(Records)
⁂
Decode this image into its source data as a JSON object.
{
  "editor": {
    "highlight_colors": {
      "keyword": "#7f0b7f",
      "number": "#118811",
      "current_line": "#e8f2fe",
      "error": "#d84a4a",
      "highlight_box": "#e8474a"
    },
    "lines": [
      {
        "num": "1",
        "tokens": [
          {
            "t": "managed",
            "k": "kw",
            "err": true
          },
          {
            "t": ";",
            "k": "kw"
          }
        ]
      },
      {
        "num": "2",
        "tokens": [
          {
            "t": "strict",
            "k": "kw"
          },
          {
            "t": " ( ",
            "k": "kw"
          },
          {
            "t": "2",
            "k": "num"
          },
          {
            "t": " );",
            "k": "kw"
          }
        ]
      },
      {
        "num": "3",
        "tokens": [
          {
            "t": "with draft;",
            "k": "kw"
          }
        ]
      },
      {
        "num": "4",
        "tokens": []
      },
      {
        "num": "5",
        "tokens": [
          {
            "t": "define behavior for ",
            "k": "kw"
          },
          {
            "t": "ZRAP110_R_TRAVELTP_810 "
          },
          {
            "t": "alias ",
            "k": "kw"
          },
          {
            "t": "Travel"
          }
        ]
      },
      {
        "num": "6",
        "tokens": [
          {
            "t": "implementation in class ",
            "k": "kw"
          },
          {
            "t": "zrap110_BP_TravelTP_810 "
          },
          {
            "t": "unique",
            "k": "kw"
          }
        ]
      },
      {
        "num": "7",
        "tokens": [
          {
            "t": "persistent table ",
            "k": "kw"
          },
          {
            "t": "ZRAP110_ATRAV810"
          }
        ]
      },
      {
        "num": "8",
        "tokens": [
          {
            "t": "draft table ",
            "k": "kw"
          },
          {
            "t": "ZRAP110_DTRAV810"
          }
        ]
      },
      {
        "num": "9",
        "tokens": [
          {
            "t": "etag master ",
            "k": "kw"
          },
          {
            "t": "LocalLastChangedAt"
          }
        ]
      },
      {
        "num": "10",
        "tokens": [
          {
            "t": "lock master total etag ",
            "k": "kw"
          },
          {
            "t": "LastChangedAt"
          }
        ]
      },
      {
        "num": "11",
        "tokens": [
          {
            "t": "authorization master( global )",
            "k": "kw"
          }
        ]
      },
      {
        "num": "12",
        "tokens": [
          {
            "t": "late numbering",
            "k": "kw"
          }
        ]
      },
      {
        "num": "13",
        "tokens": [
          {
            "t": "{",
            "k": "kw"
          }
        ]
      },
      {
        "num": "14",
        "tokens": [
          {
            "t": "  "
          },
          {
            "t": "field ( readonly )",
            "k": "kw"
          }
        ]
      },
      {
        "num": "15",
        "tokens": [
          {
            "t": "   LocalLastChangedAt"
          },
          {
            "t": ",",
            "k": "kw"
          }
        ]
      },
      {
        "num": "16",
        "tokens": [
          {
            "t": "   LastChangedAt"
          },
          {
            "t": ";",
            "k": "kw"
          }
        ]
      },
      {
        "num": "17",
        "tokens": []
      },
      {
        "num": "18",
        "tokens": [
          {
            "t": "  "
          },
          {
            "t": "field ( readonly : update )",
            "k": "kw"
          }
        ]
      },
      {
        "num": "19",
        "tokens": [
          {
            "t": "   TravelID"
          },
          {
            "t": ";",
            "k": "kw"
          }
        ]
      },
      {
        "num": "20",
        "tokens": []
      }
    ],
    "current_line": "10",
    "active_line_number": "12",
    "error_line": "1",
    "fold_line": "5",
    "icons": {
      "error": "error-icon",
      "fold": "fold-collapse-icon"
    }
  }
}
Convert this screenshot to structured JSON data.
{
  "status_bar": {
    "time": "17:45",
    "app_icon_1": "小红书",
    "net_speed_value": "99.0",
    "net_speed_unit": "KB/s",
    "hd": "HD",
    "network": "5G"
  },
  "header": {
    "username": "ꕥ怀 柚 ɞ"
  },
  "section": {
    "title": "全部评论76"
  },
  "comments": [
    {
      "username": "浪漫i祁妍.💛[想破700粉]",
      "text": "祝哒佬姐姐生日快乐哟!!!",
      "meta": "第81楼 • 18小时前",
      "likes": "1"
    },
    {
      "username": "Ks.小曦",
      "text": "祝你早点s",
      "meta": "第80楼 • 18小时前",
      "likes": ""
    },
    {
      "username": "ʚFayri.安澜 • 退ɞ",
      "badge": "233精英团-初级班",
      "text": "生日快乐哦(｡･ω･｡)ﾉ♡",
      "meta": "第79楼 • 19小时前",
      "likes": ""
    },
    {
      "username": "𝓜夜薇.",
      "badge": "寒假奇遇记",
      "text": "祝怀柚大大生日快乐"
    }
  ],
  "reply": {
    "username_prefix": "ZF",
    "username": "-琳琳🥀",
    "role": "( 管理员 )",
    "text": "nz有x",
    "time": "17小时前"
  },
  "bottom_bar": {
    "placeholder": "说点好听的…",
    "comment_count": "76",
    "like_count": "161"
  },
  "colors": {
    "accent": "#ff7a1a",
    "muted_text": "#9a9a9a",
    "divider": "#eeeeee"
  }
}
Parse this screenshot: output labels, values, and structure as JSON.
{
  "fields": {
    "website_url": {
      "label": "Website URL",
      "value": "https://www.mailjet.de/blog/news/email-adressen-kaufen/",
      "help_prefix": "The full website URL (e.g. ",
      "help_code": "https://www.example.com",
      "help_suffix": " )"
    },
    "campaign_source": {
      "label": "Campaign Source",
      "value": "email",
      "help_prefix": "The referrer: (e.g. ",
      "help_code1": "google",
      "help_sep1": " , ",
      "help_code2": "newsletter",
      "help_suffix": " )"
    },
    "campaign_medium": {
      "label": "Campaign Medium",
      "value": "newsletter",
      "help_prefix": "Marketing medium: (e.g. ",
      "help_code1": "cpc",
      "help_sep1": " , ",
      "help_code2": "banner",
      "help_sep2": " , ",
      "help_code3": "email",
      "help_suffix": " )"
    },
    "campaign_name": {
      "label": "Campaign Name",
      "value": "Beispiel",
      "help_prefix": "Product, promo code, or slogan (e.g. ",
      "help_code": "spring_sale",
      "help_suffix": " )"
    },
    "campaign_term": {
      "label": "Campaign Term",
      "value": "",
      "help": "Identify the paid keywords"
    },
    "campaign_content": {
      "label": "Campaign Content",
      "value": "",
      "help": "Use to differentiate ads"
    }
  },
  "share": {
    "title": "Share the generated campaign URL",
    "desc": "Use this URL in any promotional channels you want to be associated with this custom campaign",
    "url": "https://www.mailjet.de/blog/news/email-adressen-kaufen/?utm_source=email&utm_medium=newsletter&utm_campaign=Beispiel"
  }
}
⁂
* _Request_
Recite the full listing above exactly.

* _Complete output_
Decode this image into its source data as a JSON object.
{
  "editor": {
    "highlight_colors": {
      "keyword": "#7f0b7f",
      "number": "#118811",
      "current_line": "#e8f2fe",
      "error": "#d84a4a",
      "highlight_box": "#e8474a"
    },
    "lines": [
      {
        "num": "1",
        "tokens": [
          {
            "t": "managed",
            "k": "kw",
            "err": true
          },
          {
            "t": ";",
            "k": "kw"
          }
        ]
      },
      {
        "num": "2",
        "tokens": [
          {
            "t": "strict",
            "k": "kw"
          },
          {
            "t": " ( ",
            "k": "kw"
          },
          {
            "t": "2",
            "k": "num"
          },
          {
            "t": " );",
            "k": "kw"
          }
        ]
      },
      {
        "num": "3",
        "tokens": [
          {
            "t": "with draft;",
            "k": "kw"
          }
        ]
      },
      {
        "num": "4",
        "tokens": []
      },
      {
        "num": "5",
        "tokens": [
          {
            "t": "define behavior for ",
            "k": "kw"
          },
          {
            "t": "ZRAP110_R_TRAVELTP_810 "
          },
          {
            "t": "alias ",
            "k": "kw"
          },
          {
            "t": "Travel"
          }
        ]
      },
      {
        "num": "6",
        "tokens": [
          {
            "t": "implementation in class ",
            "k": "kw"
          },
          {
            "t": "zrap110_BP_TravelTP_810 "
          },
          {
            "t": "unique",
            "k": "kw"
          }
        ]
      },
      {
        "num": "7",
        "tokens": [
          {
            "t": "persistent table ",
            "k": "kw"
          },
          {
            "t": "ZRAP110_ATRAV810"
          }
        ]
      },
      {
        "num": "8",
        "tokens": [
          {
            "t": "draft table ",
            "k": "kw"
          },
          {
            "t": "ZRAP110_DTRAV810"
          }
        ]
      },
      {
        "num": "9",
        "tokens": [
          {
            "t": "etag master ",
            "k": "kw"
          },
          {
            "t": "LocalLastChangedAt"
          }
        ]
      },
      {
        "num": "10",
        "tokens": [
          {
            "t": "lock master total etag ",
            "k": "kw"
          },
          {
            "t": "LastChangedAt"
          }
        ]
      },
      {
        "num": "11",
        "tokens": [
          {
            "t": "authorization master( global )",
            "k": "kw"
          }
        ]
      },
      {
        "num": "12",
        "tokens": [
          {
            "t": "late numbering",
            "k": "kw"
          }
        ]
      },
      {
        "num": "13",
        "tokens": [
          {
            "t": "{",
            "k": "kw"
          }
        ]
      },
      {
        "num": "14",
        "tokens": [
          {
            "t": "  "
          },
          {
            "t": "field ( readonly )",
            "k": "kw"
          }
        ]
      },
      {
        "num": "15",
        "tokens": [
          {
            "t": "   LocalLastChangedAt"
          },
          {
            "t": ",",
            "k": "kw"
          }
        ]
      },
      {
        "num": "16",
        "tokens": [
          {
            "t": "   LastChangedAt"
          },
          {
            "t": ";",
            "k": "kw"
          }
        ]
      },
      {
        "num": "17",
        "tokens": []
      },
      {
        "num": "18",
        "tokens": [
          {
            "t": "  "
          },
          {
            "t": "field ( readonly : update )",
            "k": "kw"
          }
        ]
      },
      {
        "num": "19",
        "tokens": [
          {
            "t": "   TravelID"
          },
          {
            "t": ";",
            "k": "kw"
          }
        ]
      },
      {
        "num": "20",
        "tokens": []
      }
    ],
    "current_line": "10",
    "active_line_number": "12",
    "error_line": "1",
    "fold_line": "5",
    "icons": {
      "error": "error-icon",
      "fold": "fold-collapse-icon"
    }
  }
}
Convert this screenshot to structured JSON data.
{
  "status_bar": {
    "time": "17:45",
    "app_icon_1": "小红书",
    "net_speed_value": "99.0",
    "net_speed_unit": "KB/s",
    "hd": "HD",
    "network": "5G"
  },
  "header": {
    "username": "ꕥ怀 柚 ɞ"
  },
  "section": {
    "title": "全部评论76"
  },
  "comments": [
    {
      "username": "浪漫i祁妍.💛[想破700粉]",
      "text": "祝哒佬姐姐生日快乐哟!!!",
      "meta": "第81楼 • 18小时前",
      "likes": "1"
    },
    {
      "username": "Ks.小曦",
      "text": "祝你早点s",
      "meta": "第80楼 • 18小时前",
      "likes": ""
    },
    {
      "username": "ʚFayri.安澜 • 退ɞ",
      "badge": "233精英团-初级班",
      "text": "生日快乐哦(｡･ω･｡)ﾉ♡",
      "meta": "第79楼 • 19小时前",
      "likes": ""
    },
    {
      "username": "𝓜夜薇.",
      "badge": "寒假奇遇记",
      "text": "祝怀柚大大生日快乐"
    }
  ],
  "reply": {
    "username_prefix": "ZF",
    "username": "-琳琳🥀",
    "role": "( 管理员 )",
    "text": "nz有x",
    "time": "17小时前"
  },
  "bottom_bar": {
    "placeholder": "说点好听的…",
    "comment_count": "76",
    "like_count": "161"
  },
  "colors": {
    "accent": "#ff7a1a",
    "muted_text": "#9a9a9a",
    "divider": "#eeeeee"
  }
}
Parse this screenshot: output labels, values, and structure as JSON.
{
  "fields": {
    "website_url": {
      "label": "Website URL",
      "value": "https://www.mailjet.de/blog/news/email-adressen-kaufen/",
      "help_prefix": "The full website URL (e.g. ",
      "help_code": "https://www.example.com",
      "help_suffix": " )"
    },
    "campaign_source": {
      "label": "Campaign Source",
      "value": "email",
      "help_prefix": "The referrer: (e.g. ",
      "help_code1": "google",
      "help_sep1": " , ",
      "help_code2": "newsletter",
      "help_suffix": " )"
    },
    "campaign_medium": {
      "label": "Campaign Medium",
      "value": "newsletter",
      "help_prefix": "Marketing medium: (e.g. ",
      "help_code1": "cpc",
      "help_sep1": " , ",
      "help_code2": "banner",
      "help_sep2": " , ",
      "help_code3": "email",
      "help_suffix": " )"
    },
    "campaign_name": {
      "label": "Campaign Name",
      "value": "Beispiel",
      "help_prefix": "Product, promo code, or slogan (e.g. ",
      "help_code": "spring_sale",
      "help_suffix": " )"
    },
    "campaign_term": {
      "label": "Campaign Term",
      "value": "",
      "help": "Identify the paid keywords"
    },
    "campaign_content": {
      "label": "Campaign Content",
      "value": "",
      "help": "Use to differentiate ads"
    }
  },
  "share": {
    "title": "Share the generated campaign URL",
    "desc": "Use this URL in any promotional channels you want to be associated with this custom campaign",
    "url": "https://www.mailjet.de/blog/news/email-adressen-kaufen/?utm_source=email&utm_medium=newsletter&utm_campaign=Beispiel"
  }
}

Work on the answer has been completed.